**Aim of the task**
Count every line that includes the string "Müslim" in the entries that follow. Nothing besides the number is needed.
━━ Extracted data ━━
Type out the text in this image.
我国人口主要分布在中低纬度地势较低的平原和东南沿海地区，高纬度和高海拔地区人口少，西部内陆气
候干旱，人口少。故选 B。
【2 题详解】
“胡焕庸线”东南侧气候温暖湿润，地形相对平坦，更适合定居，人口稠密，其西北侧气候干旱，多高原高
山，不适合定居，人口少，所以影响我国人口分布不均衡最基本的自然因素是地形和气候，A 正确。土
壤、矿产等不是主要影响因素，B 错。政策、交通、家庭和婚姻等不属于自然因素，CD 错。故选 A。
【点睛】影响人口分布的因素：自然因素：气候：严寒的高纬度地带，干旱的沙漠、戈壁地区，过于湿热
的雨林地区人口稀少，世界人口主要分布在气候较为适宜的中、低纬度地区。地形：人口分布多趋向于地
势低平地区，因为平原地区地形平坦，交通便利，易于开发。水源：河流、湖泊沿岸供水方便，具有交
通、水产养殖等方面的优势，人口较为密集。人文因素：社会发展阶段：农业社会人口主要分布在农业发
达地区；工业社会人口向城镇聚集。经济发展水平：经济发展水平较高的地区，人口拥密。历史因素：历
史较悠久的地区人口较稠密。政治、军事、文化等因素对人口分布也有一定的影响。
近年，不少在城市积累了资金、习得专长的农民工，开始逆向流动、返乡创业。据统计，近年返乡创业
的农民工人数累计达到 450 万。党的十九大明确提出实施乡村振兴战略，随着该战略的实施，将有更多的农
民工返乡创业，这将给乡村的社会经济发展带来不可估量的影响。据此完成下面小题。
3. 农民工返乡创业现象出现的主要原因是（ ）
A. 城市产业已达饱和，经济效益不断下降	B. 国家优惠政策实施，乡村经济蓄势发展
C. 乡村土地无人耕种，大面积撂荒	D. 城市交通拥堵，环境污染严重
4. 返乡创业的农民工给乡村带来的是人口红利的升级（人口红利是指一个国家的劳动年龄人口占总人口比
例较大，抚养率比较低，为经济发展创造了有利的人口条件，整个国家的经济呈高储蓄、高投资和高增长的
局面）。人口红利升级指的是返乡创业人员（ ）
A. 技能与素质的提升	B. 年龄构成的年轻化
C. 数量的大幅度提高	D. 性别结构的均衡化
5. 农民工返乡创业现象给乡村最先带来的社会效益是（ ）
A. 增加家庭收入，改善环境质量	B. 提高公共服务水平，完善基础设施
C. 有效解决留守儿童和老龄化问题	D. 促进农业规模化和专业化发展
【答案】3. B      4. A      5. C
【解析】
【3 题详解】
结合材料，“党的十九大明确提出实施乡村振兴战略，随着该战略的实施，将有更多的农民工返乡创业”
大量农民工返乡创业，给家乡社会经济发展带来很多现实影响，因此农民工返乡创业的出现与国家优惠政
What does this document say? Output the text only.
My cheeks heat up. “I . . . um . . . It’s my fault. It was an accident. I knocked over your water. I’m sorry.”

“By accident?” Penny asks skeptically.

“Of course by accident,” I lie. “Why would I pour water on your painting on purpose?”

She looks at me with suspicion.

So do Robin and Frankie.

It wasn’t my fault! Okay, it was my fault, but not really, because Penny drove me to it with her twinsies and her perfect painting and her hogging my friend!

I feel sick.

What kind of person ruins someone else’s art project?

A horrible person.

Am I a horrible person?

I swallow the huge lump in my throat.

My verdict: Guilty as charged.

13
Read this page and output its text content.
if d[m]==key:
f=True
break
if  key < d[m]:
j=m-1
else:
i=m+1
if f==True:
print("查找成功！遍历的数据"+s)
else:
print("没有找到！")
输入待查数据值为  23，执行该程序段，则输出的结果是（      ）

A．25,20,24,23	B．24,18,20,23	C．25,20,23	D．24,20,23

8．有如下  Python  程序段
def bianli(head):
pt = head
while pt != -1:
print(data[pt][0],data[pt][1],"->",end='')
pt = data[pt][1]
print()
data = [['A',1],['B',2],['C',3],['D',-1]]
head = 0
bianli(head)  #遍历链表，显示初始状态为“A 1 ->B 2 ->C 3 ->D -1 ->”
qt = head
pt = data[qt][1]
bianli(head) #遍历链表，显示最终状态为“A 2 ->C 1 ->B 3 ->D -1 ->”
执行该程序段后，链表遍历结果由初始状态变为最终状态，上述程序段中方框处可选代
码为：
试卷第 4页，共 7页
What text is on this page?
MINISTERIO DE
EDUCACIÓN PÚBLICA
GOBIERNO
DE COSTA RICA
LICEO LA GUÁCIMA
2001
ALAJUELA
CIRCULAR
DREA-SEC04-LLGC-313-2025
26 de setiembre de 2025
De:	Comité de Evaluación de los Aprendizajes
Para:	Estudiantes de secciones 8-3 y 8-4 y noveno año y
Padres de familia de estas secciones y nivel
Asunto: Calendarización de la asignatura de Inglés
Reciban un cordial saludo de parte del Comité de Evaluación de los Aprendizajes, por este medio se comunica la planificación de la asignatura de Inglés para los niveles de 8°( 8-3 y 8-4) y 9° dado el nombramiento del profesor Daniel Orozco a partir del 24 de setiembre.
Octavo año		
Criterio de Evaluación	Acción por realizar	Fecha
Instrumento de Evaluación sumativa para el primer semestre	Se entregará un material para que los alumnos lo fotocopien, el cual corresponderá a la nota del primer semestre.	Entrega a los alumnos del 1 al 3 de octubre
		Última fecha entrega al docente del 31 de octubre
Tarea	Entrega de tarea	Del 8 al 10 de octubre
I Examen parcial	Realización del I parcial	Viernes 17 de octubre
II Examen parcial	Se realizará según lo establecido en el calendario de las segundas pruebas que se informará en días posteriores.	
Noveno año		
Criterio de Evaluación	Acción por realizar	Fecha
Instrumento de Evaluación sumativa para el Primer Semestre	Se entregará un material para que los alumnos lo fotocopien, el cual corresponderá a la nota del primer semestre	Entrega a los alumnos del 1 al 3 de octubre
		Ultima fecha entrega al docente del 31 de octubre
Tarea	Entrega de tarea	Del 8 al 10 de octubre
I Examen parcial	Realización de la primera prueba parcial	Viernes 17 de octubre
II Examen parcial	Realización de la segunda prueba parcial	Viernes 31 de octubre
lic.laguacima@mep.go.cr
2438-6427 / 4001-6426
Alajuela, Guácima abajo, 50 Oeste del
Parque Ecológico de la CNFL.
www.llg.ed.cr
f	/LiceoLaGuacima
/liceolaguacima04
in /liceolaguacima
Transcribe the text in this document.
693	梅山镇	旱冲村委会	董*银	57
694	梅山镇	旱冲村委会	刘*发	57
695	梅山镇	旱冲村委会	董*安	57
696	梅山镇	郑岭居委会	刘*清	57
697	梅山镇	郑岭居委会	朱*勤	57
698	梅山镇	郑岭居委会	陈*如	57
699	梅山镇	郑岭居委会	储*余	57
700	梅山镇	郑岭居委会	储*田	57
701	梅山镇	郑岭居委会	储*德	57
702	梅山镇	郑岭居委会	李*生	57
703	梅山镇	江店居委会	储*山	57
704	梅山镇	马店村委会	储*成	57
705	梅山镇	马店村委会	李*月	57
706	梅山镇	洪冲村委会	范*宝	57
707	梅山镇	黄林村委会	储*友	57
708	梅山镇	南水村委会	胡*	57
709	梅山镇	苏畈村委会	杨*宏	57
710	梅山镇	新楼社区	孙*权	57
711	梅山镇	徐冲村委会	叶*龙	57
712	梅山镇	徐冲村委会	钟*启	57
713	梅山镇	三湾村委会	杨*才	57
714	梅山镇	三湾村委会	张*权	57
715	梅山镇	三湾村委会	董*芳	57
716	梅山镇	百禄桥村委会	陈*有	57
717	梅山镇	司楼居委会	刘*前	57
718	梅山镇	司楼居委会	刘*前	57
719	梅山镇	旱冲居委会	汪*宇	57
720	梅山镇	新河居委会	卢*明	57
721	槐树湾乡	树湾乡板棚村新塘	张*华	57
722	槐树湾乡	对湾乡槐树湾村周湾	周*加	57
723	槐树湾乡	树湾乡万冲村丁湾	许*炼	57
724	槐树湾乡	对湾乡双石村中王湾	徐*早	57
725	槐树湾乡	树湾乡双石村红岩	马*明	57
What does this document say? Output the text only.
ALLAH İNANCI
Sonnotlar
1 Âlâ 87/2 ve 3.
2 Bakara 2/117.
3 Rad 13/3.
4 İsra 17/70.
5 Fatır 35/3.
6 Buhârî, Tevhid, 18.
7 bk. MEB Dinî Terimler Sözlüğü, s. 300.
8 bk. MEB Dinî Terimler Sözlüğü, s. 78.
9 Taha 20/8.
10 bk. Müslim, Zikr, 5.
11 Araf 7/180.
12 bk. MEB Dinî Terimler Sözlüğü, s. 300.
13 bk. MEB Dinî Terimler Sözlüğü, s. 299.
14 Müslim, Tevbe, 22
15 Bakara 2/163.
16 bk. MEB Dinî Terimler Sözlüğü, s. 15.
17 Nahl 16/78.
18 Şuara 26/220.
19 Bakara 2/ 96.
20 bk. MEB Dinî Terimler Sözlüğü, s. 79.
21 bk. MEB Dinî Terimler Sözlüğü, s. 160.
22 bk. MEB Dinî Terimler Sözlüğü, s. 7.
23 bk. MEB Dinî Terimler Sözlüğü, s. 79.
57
━━━
**The answer**
2